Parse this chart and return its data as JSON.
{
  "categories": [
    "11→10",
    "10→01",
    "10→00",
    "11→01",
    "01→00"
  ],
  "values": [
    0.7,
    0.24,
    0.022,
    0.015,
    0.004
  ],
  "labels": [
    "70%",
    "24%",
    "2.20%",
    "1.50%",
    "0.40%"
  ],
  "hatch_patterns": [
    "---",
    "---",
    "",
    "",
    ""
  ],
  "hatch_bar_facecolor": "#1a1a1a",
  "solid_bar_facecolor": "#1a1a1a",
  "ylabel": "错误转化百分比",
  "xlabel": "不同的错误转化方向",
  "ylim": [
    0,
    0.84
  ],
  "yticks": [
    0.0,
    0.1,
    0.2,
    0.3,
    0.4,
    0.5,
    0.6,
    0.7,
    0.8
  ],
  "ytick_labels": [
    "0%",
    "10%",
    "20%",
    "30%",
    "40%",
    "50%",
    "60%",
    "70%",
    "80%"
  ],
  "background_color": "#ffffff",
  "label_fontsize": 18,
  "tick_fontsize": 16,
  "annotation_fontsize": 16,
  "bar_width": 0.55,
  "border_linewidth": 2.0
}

━━━━

• WHAT TO DO:
Write every line of the material above again, exactly.

• ANSWER FOR THIS EXERCISE:
Parse this chart and return its data as JSON.
{
  "categories": [
    "11→10",
    "10→01",
    "10→00",
    "11→01",
    "01→00"
  ],
  "values": [
    0.7,
    0.24,
    0.022,
    0.015,
    0.004
  ],
  "labels": [
    "70%",
    "24%",
    "2.20%",
    "1.50%",
    "0.40%"
  ],
  "hatch_patterns": [
    "---",
    "---",
    "",
    "",
    ""
  ],
  "hatch_bar_facecolor": "#1a1a1a",
  "solid_bar_facecolor": "#1a1a1a",
  "ylabel": "错误转化百分比",
  "xlabel": "不同的错误转化方向",
  "ylim": [
    0,
    0.84
  ],
  "yticks": [
    0.0,
    0.1,
    0.2,
    0.3,
    0.4,
    0.5,
    0.6,
    0.7,
    0.8
  ],
  "ytick_labels": [
    "0%",
    "10%",
    "20%",
    "30%",
    "40%",
    "50%",
    "60%",
    "70%",
    "80%"
  ],
  "background_color": "#ffffff",
  "label_fontsize": 18,
  "tick_fontsize": 16,
  "annotation_fontsize": 16,
  "bar_width": 0.55,
  "border_linewidth": 2.0
}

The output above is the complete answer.